(Document page transcription items)
**********

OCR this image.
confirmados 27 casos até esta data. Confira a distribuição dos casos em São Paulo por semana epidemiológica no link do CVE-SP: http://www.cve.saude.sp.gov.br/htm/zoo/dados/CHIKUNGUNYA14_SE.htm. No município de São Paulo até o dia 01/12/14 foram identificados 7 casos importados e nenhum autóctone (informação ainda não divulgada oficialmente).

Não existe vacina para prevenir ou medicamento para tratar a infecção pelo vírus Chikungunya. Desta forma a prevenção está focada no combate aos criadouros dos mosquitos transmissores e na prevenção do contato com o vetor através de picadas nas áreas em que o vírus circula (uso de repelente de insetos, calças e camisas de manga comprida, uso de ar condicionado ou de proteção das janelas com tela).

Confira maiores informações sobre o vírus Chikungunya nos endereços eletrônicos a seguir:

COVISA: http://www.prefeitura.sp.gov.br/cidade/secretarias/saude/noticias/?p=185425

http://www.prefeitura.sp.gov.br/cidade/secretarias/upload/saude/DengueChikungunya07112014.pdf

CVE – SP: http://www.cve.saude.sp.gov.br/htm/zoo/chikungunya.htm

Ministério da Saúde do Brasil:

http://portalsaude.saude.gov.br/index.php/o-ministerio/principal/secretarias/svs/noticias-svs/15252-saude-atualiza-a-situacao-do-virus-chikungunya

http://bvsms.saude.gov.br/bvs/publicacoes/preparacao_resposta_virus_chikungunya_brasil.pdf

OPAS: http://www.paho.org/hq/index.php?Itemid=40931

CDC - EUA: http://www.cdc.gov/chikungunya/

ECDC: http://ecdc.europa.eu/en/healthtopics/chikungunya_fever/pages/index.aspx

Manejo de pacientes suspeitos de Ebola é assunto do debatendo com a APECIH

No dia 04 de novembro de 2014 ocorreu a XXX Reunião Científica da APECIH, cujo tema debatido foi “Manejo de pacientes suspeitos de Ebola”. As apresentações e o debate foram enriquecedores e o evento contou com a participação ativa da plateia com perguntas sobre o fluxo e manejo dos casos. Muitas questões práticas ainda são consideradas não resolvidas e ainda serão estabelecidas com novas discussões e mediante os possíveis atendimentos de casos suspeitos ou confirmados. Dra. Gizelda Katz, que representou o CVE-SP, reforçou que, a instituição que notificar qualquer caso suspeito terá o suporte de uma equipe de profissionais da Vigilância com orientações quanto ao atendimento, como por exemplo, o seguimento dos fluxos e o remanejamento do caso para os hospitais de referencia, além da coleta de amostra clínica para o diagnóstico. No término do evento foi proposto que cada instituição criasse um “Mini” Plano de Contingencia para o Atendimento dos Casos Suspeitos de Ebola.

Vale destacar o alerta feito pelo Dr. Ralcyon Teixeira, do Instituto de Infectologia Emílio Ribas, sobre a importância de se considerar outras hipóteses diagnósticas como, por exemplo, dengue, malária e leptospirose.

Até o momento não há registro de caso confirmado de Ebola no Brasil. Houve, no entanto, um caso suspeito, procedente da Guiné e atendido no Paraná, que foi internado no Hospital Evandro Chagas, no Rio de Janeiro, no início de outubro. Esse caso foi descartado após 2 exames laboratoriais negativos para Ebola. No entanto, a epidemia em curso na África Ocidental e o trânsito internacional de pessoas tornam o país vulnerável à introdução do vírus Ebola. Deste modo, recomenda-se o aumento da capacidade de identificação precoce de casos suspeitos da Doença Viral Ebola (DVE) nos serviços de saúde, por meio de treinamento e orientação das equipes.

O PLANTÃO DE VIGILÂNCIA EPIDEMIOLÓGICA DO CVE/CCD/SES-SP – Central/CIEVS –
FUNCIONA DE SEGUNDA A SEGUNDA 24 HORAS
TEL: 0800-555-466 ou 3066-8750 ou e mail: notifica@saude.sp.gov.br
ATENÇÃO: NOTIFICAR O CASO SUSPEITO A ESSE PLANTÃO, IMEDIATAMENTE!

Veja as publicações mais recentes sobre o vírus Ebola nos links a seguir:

**********

Give back the entries above precisely as they appear.

Output below:
OCR this image.
confirmados 27 casos até esta data. Confira a distribuição dos casos em São Paulo por semana epidemiológica no link do CVE-SP: http://www.cve.saude.sp.gov.br/htm/zoo/dados/CHIKUNGUNYA14_SE.htm. No município de São Paulo até o dia 01/12/14 foram identificados 7 casos importados e nenhum autóctone (informação ainda não divulgada oficialmente).

Não existe vacina para prevenir ou medicamento para tratar a infecção pelo vírus Chikungunya. Desta forma a prevenção está focada no combate aos criadouros dos mosquitos transmissores e na prevenção do contato com o vetor através de picadas nas áreas em que o vírus circula (uso de repelente de insetos, calças e camisas de manga comprida, uso de ar condicionado ou de proteção das janelas com tela).

Confira maiores informações sobre o vírus Chikungunya nos endereços eletrônicos a seguir:

COVISA: http://www.prefeitura.sp.gov.br/cidade/secretarias/saude/noticias/?p=185425

http://www.prefeitura.sp.gov.br/cidade/secretarias/upload/saude/DengueChikungunya07112014.pdf

CVE – SP: http://www.cve.saude.sp.gov.br/htm/zoo/chikungunya.htm

Ministério da Saúde do Brasil:

http://portalsaude.saude.gov.br/index.php/o-ministerio/principal/secretarias/svs/noticias-svs/15252-saude-atualiza-a-situacao-do-virus-chikungunya

http://bvsms.saude.gov.br/bvs/publicacoes/preparacao_resposta_virus_chikungunya_brasil.pdf

OPAS: http://www.paho.org/hq/index.php?Itemid=40931

CDC - EUA: http://www.cdc.gov/chikungunya/

ECDC: http://ecdc.europa.eu/en/healthtopics/chikungunya_fever/pages/index.aspx

Manejo de pacientes suspeitos de Ebola é assunto do debatendo com a APECIH

No dia 04 de novembro de 2014 ocorreu a XXX Reunião Científica da APECIH, cujo tema debatido foi “Manejo de pacientes suspeitos de Ebola”. As apresentações e o debate foram enriquecedores e o evento contou com a participação ativa da plateia com perguntas sobre o fluxo e manejo dos casos. Muitas questões práticas ainda são consideradas não resolvidas e ainda serão estabelecidas com novas discussões e mediante os possíveis atendimentos de casos suspeitos ou confirmados. Dra. Gizelda Katz, que representou o CVE-SP, reforçou que, a instituição que notificar qualquer caso suspeito terá o suporte de uma equipe de profissionais da Vigilância com orientações quanto ao atendimento, como por exemplo, o seguimento dos fluxos e o remanejamento do caso para os hospitais de referencia, além da coleta de amostra clínica para o diagnóstico. No término do evento foi proposto que cada instituição criasse um “Mini” Plano de Contingencia para o Atendimento dos Casos Suspeitos de Ebola.

Vale destacar o alerta feito pelo Dr. Ralcyon Teixeira, do Instituto de Infectologia Emílio Ribas, sobre a importância de se considerar outras hipóteses diagnósticas como, por exemplo, dengue, malária e leptospirose.

Até o momento não há registro de caso confirmado de Ebola no Brasil. Houve, no entanto, um caso suspeito, procedente da Guiné e atendido no Paraná, que foi internado no Hospital Evandro Chagas, no Rio de Janeiro, no início de outubro. Esse caso foi descartado após 2 exames laboratoriais negativos para Ebola. No entanto, a epidemia em curso na África Ocidental e o trânsito internacional de pessoas tornam o país vulnerável à introdução do vírus Ebola. Deste modo, recomenda-se o aumento da capacidade de identificação precoce de casos suspeitos da Doença Viral Ebola (DVE) nos serviços de saúde, por meio de treinamento e orientação das equipes.

O PLANTÃO DE VIGILÂNCIA EPIDEMIOLÓGICA DO CVE/CCD/SES-SP – Central/CIEVS –
FUNCIONA DE SEGUNDA A SEGUNDA 24 HORAS
TEL: 0800-555-466 ou 3066-8750 ou e mail: notifica@saude.sp.gov.br
ATENÇÃO: NOTIFICAR O CASO SUSPEITO A ESSE PLANTÃO, IMEDIATAMENTE!

Veja as publicações mais recentes sobre o vírus Ebola nos links a seguir:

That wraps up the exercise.